[Dataset excerpt]
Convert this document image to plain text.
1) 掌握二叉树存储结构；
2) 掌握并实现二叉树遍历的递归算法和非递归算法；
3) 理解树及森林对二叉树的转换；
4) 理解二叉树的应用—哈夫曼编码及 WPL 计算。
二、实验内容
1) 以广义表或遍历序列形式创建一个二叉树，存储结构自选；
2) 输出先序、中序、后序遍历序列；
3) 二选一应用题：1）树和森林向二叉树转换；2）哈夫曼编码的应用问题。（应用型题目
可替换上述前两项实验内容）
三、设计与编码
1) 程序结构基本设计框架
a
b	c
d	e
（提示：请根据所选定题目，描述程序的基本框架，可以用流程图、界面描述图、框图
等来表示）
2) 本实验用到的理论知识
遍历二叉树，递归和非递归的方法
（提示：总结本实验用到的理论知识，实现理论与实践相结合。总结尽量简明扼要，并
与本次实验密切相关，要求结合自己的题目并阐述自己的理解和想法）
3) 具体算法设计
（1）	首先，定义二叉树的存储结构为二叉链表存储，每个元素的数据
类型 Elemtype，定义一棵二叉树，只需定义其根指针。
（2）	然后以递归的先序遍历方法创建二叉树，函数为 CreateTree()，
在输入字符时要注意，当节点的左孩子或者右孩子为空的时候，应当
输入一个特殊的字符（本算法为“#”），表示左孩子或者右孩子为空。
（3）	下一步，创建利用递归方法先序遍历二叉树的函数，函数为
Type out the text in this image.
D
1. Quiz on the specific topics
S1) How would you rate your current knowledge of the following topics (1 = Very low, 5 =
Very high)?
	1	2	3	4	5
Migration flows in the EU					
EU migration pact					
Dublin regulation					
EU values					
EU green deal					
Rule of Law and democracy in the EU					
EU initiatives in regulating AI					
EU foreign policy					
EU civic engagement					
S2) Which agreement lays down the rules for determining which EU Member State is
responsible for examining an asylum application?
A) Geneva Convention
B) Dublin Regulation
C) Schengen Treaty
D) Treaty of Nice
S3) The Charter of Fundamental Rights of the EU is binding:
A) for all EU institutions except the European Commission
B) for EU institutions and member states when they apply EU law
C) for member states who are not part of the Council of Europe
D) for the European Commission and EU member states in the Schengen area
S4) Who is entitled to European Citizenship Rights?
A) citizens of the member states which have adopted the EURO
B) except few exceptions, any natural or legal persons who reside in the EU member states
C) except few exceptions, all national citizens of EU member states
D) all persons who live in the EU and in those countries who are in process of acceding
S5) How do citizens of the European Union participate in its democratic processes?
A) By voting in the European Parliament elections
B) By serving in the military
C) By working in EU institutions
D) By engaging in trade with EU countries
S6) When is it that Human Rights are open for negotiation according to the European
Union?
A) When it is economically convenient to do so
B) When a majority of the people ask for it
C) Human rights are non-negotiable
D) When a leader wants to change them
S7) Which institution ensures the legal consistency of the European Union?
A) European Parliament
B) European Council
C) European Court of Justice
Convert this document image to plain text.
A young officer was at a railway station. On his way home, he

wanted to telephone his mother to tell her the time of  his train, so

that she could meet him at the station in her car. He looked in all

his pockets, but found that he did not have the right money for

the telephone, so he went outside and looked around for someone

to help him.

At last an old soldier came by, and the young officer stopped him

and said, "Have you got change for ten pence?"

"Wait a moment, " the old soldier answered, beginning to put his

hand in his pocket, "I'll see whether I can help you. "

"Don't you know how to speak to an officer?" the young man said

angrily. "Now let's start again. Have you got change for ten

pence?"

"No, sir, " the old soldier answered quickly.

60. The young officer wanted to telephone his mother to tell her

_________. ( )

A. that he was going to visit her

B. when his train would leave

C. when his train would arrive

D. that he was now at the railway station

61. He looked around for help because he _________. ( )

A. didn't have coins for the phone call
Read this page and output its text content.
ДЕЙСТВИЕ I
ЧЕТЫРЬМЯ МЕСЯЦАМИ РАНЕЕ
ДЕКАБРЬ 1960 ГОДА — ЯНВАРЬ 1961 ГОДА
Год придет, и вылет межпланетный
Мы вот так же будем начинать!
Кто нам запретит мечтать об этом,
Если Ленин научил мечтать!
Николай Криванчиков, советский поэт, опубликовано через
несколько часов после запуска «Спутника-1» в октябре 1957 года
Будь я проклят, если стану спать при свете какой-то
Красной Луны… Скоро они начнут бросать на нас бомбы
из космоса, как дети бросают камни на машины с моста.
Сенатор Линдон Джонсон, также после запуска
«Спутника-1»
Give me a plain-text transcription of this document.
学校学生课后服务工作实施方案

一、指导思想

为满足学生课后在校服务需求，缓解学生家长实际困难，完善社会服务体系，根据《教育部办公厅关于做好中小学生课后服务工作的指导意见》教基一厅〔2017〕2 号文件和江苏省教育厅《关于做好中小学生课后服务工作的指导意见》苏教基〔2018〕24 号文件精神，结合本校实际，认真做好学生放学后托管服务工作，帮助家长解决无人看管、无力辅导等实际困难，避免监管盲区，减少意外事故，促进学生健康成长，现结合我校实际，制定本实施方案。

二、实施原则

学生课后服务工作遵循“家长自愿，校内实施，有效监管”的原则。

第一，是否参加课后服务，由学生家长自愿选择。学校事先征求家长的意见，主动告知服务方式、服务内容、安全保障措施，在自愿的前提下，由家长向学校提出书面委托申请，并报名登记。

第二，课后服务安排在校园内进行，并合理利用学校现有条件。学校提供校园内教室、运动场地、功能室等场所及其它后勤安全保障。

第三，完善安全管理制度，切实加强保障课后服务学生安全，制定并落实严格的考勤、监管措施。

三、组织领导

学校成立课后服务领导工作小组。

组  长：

> [TASK DETAILS]: Your task is to repeat the data exactly, with nothing left out.

> [THE OUTPUT]:
Convert this document image to plain text.
1) 掌握二叉树存储结构；
2) 掌握并实现二叉树遍历的递归算法和非递归算法；
3) 理解树及森林对二叉树的转换；
4) 理解二叉树的应用—哈夫曼编码及 WPL 计算。
二、实验内容
1) 以广义表或遍历序列形式创建一个二叉树，存储结构自选；
2) 输出先序、中序、后序遍历序列；
3) 二选一应用题：1）树和森林向二叉树转换；2）哈夫曼编码的应用问题。（应用型题目
可替换上述前两项实验内容）
三、设计与编码
1) 程序结构基本设计框架
a
b	c
d	e
（提示：请根据所选定题目，描述程序的基本框架，可以用流程图、界面描述图、框图
等来表示）
2) 本实验用到的理论知识
遍历二叉树，递归和非递归的方法
（提示：总结本实验用到的理论知识，实现理论与实践相结合。总结尽量简明扼要，并
与本次实验密切相关，要求结合自己的题目并阐述自己的理解和想法）
3) 具体算法设计
（1）	首先，定义二叉树的存储结构为二叉链表存储，每个元素的数据
类型 Elemtype，定义一棵二叉树，只需定义其根指针。
（2）	然后以递归的先序遍历方法创建二叉树，函数为 CreateTree()，
在输入字符时要注意，当节点的左孩子或者右孩子为空的时候，应当
输入一个特殊的字符（本算法为“#”），表示左孩子或者右孩子为空。
（3）	下一步，创建利用递归方法先序遍历二叉树的函数，函数为
Type out the text in this image.
D
1. Quiz on the specific topics
S1) How would you rate your current knowledge of the following topics (1 = Very low, 5 =
Very high)?
	1	2	3	4	5
Migration flows in the EU					
EU migration pact					
Dublin regulation					
EU values					
EU green deal					
Rule of Law and democracy in the EU					
EU initiatives in regulating AI					
EU foreign policy					
EU civic engagement					
S2) Which agreement lays down the rules for determining which EU Member State is
responsible for examining an asylum application?
A) Geneva Convention
B) Dublin Regulation
C) Schengen Treaty
D) Treaty of Nice
S3) The Charter of Fundamental Rights of the EU is binding:
A) for all EU institutions except the European Commission
B) for EU institutions and member states when they apply EU law
C) for member states who are not part of the Council of Europe
D) for the European Commission and EU member states in the Schengen area
S4) Who is entitled to European Citizenship Rights?
A) citizens of the member states which have adopted the EURO
B) except few exceptions, any natural or legal persons who reside in the EU member states
C) except few exceptions, all national citizens of EU member states
D) all persons who live in the EU and in those countries who are in process of acceding
S5) How do citizens of the European Union participate in its democratic processes?
A) By voting in the European Parliament elections
B) By serving in the military
C) By working in EU institutions
D) By engaging in trade with EU countries
S6) When is it that Human Rights are open for negotiation according to the European
Union?
A) When it is economically convenient to do so
B) When a majority of the people ask for it
C) Human rights are non-negotiable
D) When a leader wants to change them
S7) Which institution ensures the legal consistency of the European Union?
A) European Parliament
B) European Council
C) European Court of Justice
Convert this document image to plain text.
A young officer was at a railway station. On his way home, he

wanted to telephone his mother to tell her the time of  his train, so

that she could meet him at the station in her car. He looked in all

his pockets, but found that he did not have the right money for

the telephone, so he went outside and looked around for someone

to help him.

At last an old soldier came by, and the young officer stopped him

and said, "Have you got change for ten pence?"

"Wait a moment, " the old soldier answered, beginning to put his

hand in his pocket, "I'll see whether I can help you. "

"Don't you know how to speak to an officer?" the young man said

angrily. "Now let's start again. Have you got change for ten

pence?"

"No, sir, " the old soldier answered quickly.

60. The young officer wanted to telephone his mother to tell her

_________. ( )

A. that he was going to visit her

B. when his train would leave

C. when his train would arrive

D. that he was now at the railway station

61. He looked around for help because he _________. ( )

A. didn't have coins for the phone call
Read this page and output its text content.
ДЕЙСТВИЕ I
ЧЕТЫРЬМЯ МЕСЯЦАМИ РАНЕЕ
ДЕКАБРЬ 1960 ГОДА — ЯНВАРЬ 1961 ГОДА
Год придет, и вылет межпланетный
Мы вот так же будем начинать!
Кто нам запретит мечтать об этом,
Если Ленин научил мечтать!
Николай Криванчиков, советский поэт, опубликовано через
несколько часов после запуска «Спутника-1» в октябре 1957 года
Будь я проклят, если стану спать при свете какой-то
Красной Луны… Скоро они начнут бросать на нас бомбы
из космоса, как дети бросают камни на машины с моста.
Сенатор Линдон Джонсон, также после запуска
«Спутника-1»
Give me a plain-text transcription of this document.
学校学生课后服务工作实施方案

一、指导思想

为满足学生课后在校服务需求，缓解学生家长实际困难，完善社会服务体系，根据《教育部办公厅关于做好中小学生课后服务工作的指导意见》教基一厅〔2017〕2 号文件和江苏省教育厅《关于做好中小学生课后服务工作的指导意见》苏教基〔2018〕24 号文件精神，结合本校实际，认真做好学生放学后托管服务工作，帮助家长解决无人看管、无力辅导等实际困难，避免监管盲区，减少意外事故，促进学生健康成长，现结合我校实际，制定本实施方案。

二、实施原则

学生课后服务工作遵循“家长自愿，校内实施，有效监管”的原则。

第一，是否参加课后服务，由学生家长自愿选择。学校事先征求家长的意见，主动告知服务方式、服务内容、安全保障措施，在自愿的前提下，由家长向学校提出书面委托申请，并报名登记。

第二，课后服务安排在校园内进行，并合理利用学校现有条件。学校提供校园内教室、运动场地、功能室等场所及其它后勤安全保障。

第三，完善安全管理制度，切实加强保障课后服务学生安全，制定并落实严格的考勤、监管措施。

三、组织领导

学校成立课后服务领导工作小组。

组  长：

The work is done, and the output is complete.